**Exercise goal**
For the records below, say how many lines contain the string "this". Give the number only.

(Data excerpts)
────
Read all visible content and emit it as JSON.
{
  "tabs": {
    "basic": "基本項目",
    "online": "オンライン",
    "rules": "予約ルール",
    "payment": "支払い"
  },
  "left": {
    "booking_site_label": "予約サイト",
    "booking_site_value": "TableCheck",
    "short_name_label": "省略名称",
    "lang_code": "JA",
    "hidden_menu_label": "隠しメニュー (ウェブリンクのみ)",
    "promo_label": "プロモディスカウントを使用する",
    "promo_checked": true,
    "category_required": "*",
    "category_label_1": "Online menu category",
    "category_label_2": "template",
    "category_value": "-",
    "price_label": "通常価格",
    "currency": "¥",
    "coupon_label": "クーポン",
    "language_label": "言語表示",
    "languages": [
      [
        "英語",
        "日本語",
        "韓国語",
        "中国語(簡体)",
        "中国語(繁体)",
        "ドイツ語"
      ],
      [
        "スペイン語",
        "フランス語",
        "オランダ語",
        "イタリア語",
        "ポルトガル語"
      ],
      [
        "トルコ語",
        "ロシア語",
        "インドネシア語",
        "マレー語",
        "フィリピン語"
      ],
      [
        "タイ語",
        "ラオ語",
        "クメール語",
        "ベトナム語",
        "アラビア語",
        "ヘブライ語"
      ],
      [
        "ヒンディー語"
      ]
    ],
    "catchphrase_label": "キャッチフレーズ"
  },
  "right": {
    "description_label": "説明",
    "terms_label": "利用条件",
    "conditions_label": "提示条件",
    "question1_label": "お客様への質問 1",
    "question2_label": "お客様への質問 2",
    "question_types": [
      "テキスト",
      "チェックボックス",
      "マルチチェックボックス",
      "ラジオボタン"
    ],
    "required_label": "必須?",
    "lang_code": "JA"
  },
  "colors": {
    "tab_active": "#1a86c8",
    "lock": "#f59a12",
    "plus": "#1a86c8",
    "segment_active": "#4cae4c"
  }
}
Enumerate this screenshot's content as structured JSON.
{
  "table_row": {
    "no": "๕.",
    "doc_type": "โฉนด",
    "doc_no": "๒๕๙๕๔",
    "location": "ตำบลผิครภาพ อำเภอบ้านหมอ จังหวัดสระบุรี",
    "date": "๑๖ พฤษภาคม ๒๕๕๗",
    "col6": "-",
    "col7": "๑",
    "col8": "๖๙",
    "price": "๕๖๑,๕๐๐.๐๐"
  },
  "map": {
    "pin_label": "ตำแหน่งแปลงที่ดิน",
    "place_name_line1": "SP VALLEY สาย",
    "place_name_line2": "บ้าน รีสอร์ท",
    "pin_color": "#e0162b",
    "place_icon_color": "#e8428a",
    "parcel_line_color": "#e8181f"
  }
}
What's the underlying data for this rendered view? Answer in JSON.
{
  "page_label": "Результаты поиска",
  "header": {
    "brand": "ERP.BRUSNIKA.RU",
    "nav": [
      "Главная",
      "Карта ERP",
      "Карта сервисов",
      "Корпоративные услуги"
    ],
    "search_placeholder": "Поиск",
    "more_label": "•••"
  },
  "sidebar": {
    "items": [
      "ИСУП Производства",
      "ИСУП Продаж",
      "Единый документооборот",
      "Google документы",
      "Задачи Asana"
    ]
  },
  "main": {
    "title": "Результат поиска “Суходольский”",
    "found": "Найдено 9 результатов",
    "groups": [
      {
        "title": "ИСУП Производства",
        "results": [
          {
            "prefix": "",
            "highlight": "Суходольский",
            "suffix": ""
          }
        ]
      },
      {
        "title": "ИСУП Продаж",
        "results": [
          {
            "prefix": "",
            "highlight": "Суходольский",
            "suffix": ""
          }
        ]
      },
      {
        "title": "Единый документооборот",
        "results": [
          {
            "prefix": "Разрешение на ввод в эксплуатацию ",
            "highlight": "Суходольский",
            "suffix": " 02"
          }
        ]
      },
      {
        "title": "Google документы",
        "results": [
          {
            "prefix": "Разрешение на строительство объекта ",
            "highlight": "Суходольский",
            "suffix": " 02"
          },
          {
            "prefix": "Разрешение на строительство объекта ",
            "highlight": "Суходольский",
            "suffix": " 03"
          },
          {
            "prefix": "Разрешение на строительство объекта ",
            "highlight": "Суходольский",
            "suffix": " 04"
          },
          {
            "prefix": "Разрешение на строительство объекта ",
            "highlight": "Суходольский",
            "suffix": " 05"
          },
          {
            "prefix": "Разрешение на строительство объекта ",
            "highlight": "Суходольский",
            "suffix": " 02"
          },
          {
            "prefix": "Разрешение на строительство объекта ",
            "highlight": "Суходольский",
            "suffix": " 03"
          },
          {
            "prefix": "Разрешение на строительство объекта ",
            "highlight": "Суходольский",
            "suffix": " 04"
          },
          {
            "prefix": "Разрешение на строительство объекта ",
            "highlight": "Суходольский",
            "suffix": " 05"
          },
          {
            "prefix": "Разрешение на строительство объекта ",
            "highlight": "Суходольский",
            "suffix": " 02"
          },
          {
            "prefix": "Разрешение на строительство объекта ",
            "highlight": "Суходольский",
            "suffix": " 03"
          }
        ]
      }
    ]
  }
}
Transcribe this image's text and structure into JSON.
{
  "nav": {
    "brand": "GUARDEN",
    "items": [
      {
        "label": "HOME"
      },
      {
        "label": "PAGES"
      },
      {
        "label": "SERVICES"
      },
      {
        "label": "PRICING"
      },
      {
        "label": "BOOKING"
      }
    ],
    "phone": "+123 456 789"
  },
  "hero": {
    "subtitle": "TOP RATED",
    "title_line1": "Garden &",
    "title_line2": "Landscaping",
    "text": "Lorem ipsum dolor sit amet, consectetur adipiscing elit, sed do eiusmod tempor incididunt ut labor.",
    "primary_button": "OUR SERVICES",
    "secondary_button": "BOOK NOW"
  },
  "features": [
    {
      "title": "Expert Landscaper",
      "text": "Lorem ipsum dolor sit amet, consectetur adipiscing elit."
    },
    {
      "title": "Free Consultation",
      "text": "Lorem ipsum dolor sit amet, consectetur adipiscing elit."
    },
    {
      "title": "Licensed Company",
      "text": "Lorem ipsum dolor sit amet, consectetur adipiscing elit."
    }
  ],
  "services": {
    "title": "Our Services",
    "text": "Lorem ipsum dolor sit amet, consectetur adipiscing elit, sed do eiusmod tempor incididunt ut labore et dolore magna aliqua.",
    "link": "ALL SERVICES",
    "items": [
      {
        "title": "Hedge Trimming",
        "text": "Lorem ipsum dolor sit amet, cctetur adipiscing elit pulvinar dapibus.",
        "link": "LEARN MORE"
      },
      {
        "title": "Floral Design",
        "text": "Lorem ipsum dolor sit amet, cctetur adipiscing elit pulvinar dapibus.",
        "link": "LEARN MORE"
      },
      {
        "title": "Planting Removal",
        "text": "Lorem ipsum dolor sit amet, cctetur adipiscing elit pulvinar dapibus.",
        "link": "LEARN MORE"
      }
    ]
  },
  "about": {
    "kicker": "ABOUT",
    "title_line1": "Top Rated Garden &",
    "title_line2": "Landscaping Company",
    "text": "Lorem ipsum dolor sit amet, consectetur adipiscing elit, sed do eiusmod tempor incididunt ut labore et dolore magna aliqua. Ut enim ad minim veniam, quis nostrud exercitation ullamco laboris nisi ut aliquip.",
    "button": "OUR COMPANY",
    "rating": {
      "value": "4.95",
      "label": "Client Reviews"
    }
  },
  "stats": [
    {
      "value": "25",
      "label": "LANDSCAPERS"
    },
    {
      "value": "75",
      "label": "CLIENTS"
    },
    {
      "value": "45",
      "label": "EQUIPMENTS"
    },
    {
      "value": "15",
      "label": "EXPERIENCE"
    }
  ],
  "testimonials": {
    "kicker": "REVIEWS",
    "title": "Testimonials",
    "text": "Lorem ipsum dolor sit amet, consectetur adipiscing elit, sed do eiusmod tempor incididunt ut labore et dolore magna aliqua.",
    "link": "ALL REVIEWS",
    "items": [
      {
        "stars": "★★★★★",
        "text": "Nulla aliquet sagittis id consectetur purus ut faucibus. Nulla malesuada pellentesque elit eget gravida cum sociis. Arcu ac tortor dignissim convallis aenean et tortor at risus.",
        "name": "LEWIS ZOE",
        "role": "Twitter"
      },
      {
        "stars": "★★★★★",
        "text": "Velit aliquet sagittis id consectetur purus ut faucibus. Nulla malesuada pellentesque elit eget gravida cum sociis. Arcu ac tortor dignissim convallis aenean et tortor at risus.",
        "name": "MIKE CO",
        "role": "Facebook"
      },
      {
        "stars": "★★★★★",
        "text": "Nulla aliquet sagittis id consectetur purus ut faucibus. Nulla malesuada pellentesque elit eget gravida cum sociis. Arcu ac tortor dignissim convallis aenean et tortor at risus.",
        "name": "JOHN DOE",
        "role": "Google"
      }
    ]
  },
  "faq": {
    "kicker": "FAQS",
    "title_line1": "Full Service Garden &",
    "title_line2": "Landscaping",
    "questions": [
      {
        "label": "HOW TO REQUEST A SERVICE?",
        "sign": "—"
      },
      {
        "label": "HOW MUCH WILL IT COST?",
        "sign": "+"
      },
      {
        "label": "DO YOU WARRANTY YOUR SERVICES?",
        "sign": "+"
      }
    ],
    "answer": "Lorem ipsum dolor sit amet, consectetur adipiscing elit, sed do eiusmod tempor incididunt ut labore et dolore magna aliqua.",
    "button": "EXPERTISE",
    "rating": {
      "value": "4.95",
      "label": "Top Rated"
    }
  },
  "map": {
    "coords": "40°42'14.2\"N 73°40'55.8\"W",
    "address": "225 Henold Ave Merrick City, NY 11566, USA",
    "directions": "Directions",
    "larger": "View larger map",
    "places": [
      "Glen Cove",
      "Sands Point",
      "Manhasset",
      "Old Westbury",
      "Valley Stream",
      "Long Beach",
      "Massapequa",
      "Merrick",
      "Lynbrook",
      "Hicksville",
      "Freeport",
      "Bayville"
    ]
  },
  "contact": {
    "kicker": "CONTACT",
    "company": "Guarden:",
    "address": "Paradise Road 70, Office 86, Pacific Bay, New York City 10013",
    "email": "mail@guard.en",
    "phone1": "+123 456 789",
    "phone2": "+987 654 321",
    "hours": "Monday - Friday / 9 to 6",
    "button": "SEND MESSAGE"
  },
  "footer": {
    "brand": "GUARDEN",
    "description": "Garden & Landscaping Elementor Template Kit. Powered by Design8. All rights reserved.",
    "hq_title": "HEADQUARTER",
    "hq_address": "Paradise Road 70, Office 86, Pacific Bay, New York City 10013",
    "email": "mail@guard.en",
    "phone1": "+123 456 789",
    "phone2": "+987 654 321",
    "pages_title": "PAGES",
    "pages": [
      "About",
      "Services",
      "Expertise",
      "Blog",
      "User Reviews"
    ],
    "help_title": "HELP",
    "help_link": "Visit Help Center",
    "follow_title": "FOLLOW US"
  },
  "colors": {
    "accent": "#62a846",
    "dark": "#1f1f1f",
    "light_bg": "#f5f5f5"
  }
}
────
**Expected answer**
3